REQUIRED TASK: From the article on the RSF report about enemies of the internet, extract the passage between "The countries to" and "directive of 2000.", inclusive.

PAGE EXCERPT:
RSF report: 15 enemies of the internet

By EDRi · November 21, 2005

On 17 November 2005 Reporters without Borders (RSF) released a new report
during the WSIS on the 15 enemies of the Internet, and 15 countries to
watch. RSF writes: “The 15 ‘enemies’ are the countries that crack down
hardest on the Internet, censoring independent news sites and opposition
publications, monitoring the Web to stifle dissident voices, and
harassing, intimidating and sometimes imprisoning Internet users and
bloggers who deviate from the regime’s official line.” Amongst those
enemies Tunisia is prominently mentioned, next to predictable countries
such as China, Iran and Saudi Arabia.

The report says about Tunisia: “President Zine el-Abidine Ben Ali, whose
family has a monopoly on Internet access inside the country, has installed
a very effective system of censoring the Internet. All opposition
publications are blocked, along with many other news sites. The regime
also tries to discourage use of webmail because it is harder to spy on
than standard mail programmes that use Outlook. The Reporters Without
Borders site cannot be seen inside Tunisia. The government also jails
cyber-dissidents and in April 2005, pro-democracy lawyer Mohammed Abbou
was given a three-and-a-half-year sentence for criticising the president
online. Yet Tunisia seems well thought-of by the international community
for its management of the Internet since it has been chosen the
International Telecommunication Union to host the second stage of the
World Summit on the Information Society (WSIS) in November 2005.”

The countries to watch cannot be compared to the list of enemies, but
“many countries that have so far respected online freedom seem these days
to want to control the Internet more. Their often laudable aims include
fighting terrorism, paedophilia and Internet-based crime, but the measures
sometimes threaten freedom of expression,” RSF writes. The European Union
is included in this latter list, for the e-commerce directive of 2000.

[Labeled box records]
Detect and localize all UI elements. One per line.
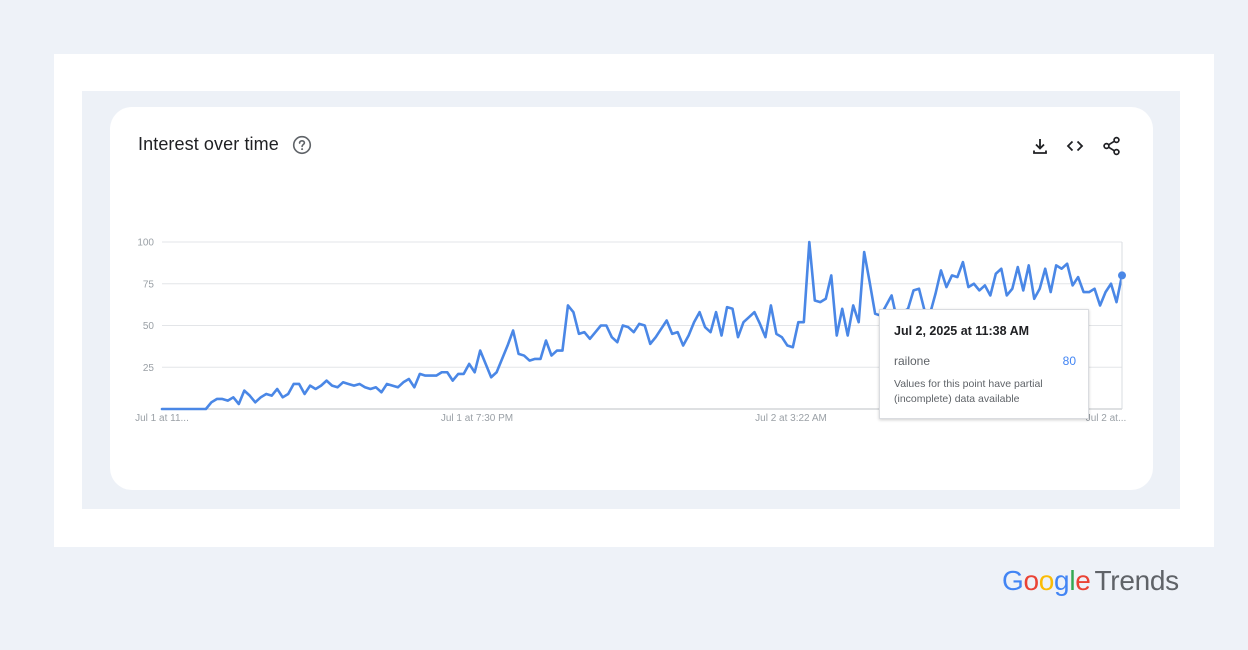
help-circle-icon[interactable] — [292, 135, 312, 155]
download-icon[interactable] — [1029, 135, 1051, 157]
card-title: Interest over time — [138, 134, 279, 154]
tooltip-series-value: 80 — [1062, 354, 1076, 368]
code-embed-icon[interactable] — [1064, 135, 1086, 157]
tooltip-partial-data-note: Values for this point have partial (inco… — [894, 378, 1043, 405]
tooltip-date: Jul 2, 2025 at 11:38 AM — [894, 324, 1030, 338]
interest-over-time-card — [110, 107, 1153, 490]
tooltip-series-name: railone — [894, 354, 931, 368]
google-trends-logo: Google Trends — [1002, 565, 1179, 596]
share-icon[interactable] — [1101, 135, 1123, 157]
chart-tooltip: Jul 2, 2025 at 11:38 AM railone 80 Value… — [879, 309, 1089, 419]
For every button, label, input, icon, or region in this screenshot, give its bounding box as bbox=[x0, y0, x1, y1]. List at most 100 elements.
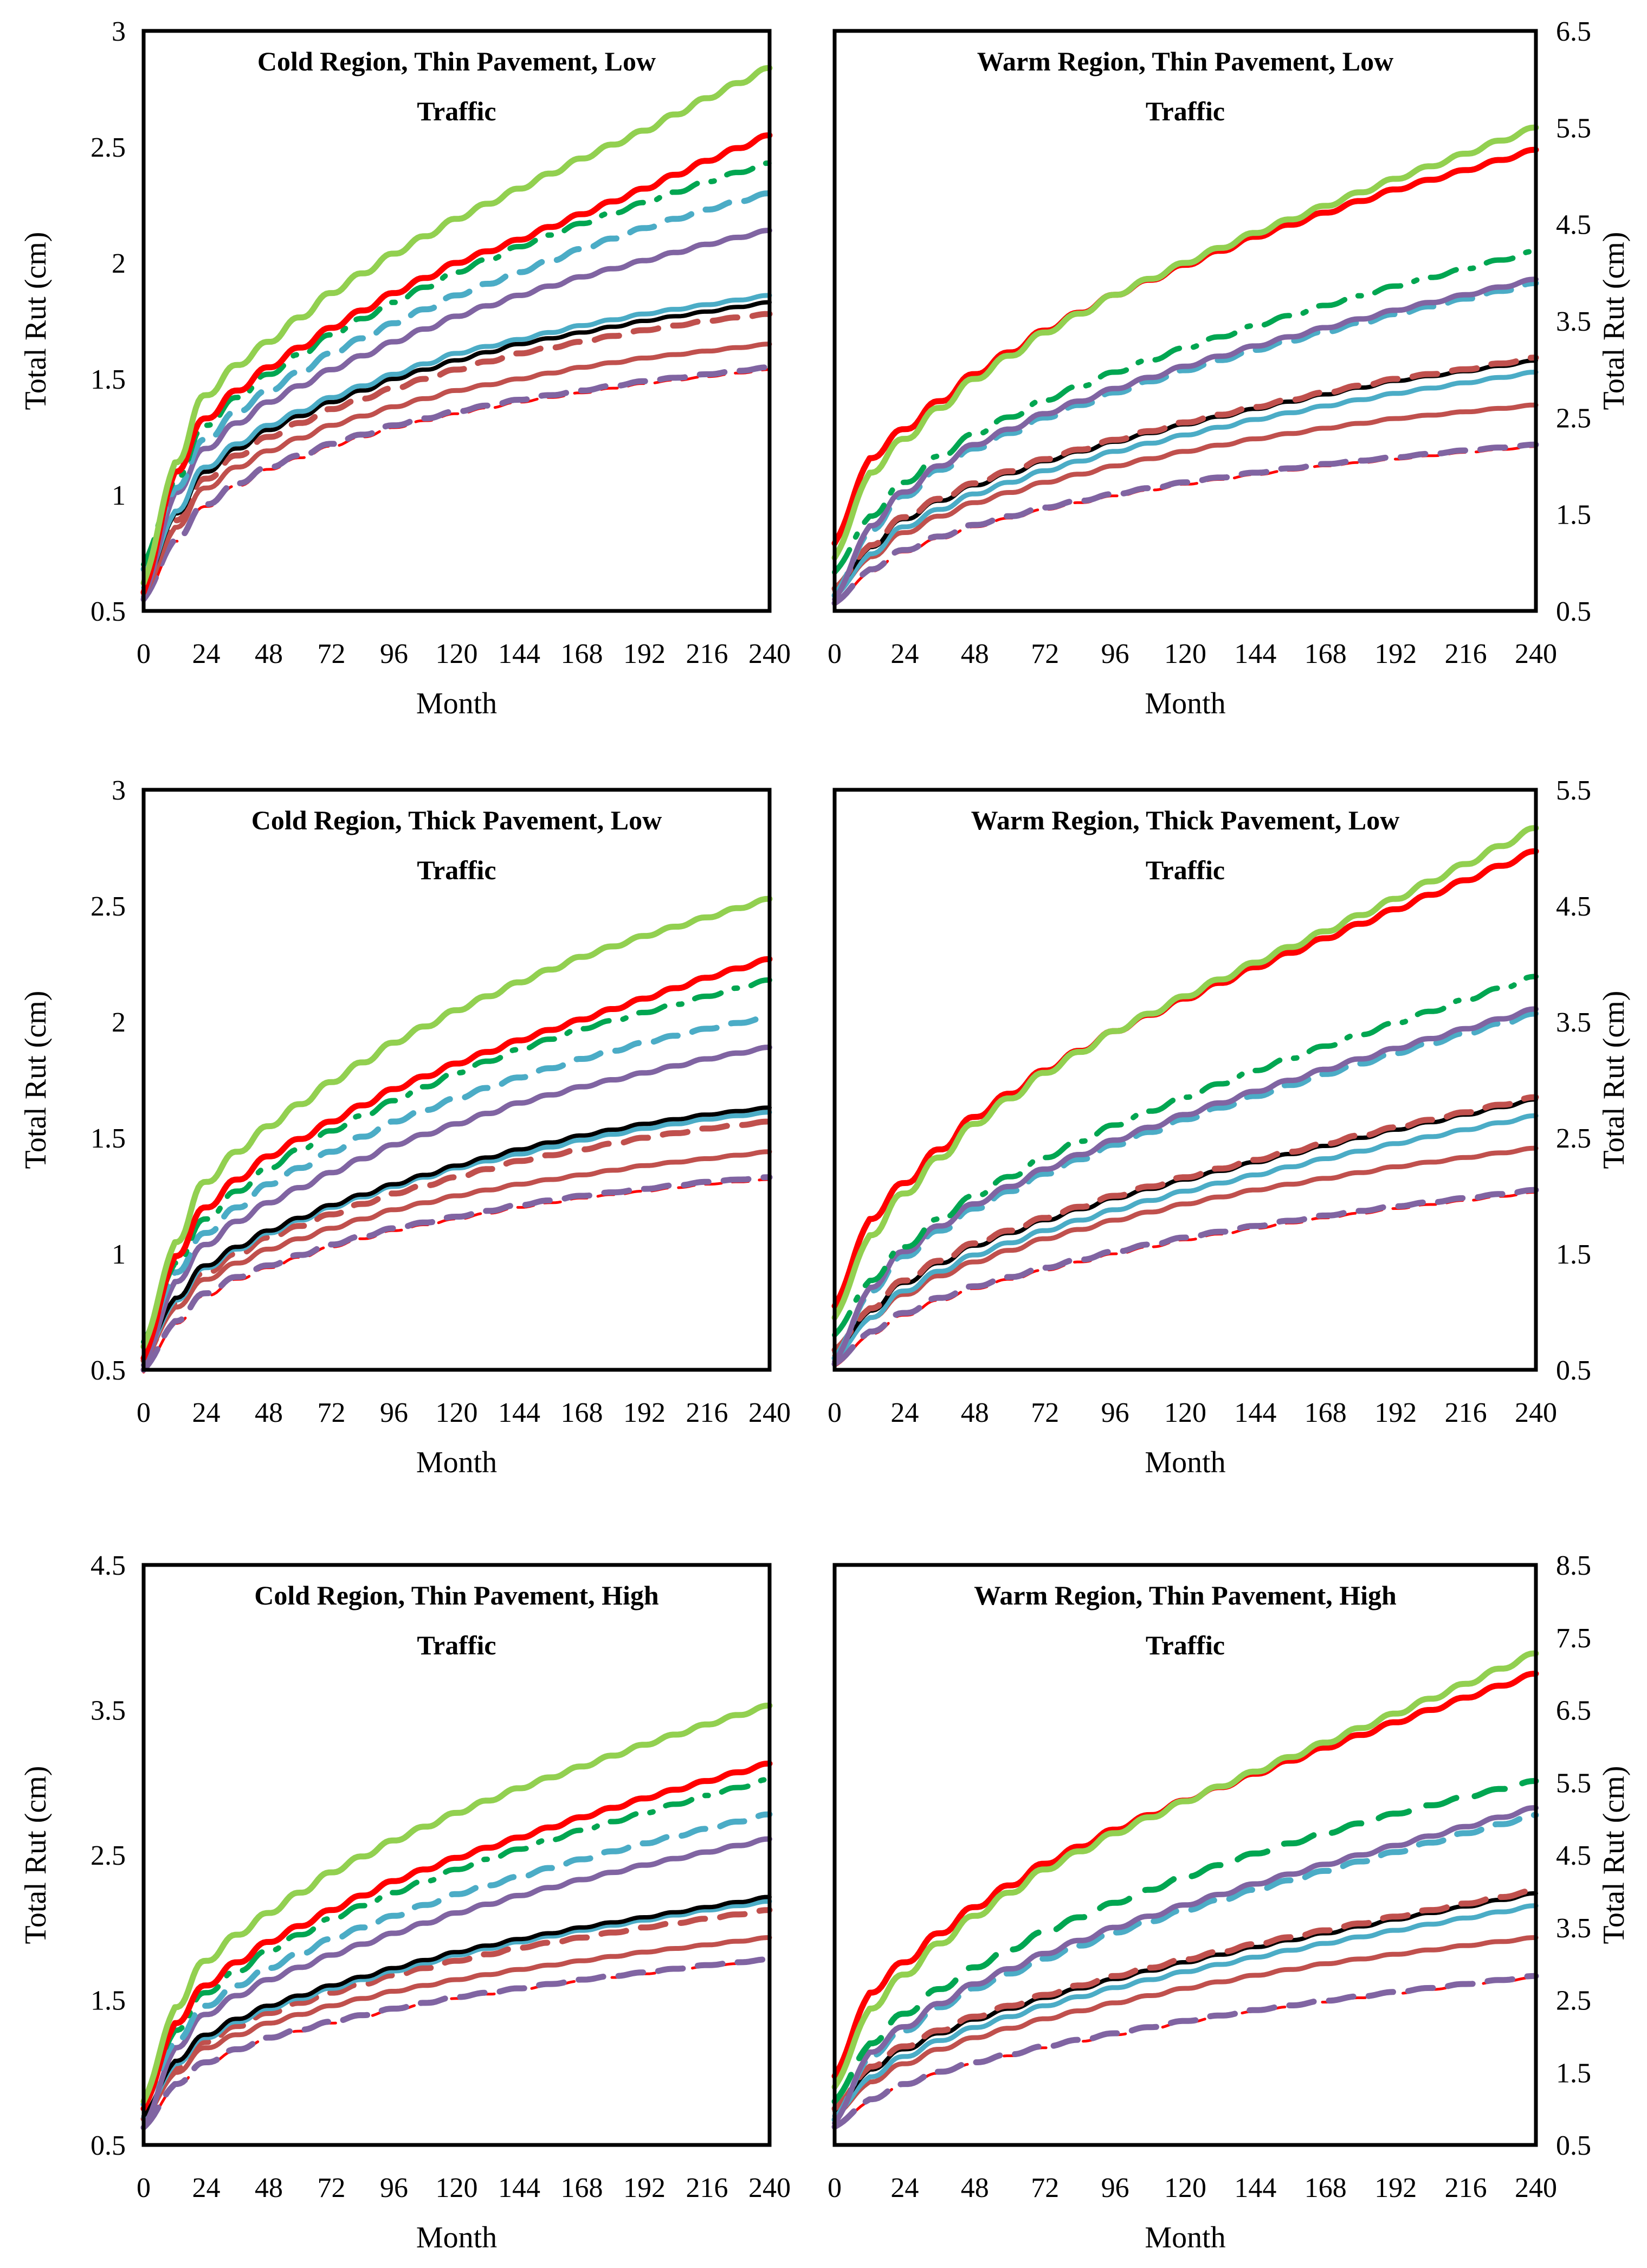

ANSWER:
The countries to watch cannot be compared to the list of enemies, but
“many countries that have so far respected online freedom seem these days
to want to control the Internet more. Their often laudable aims include
fighting terrorism, paedophilia and Internet-based crime, but the measures
sometimes threaten freedom of expression,” RSF writes. The European Union
is included in this latter list, for the e-commerce directive of 2000.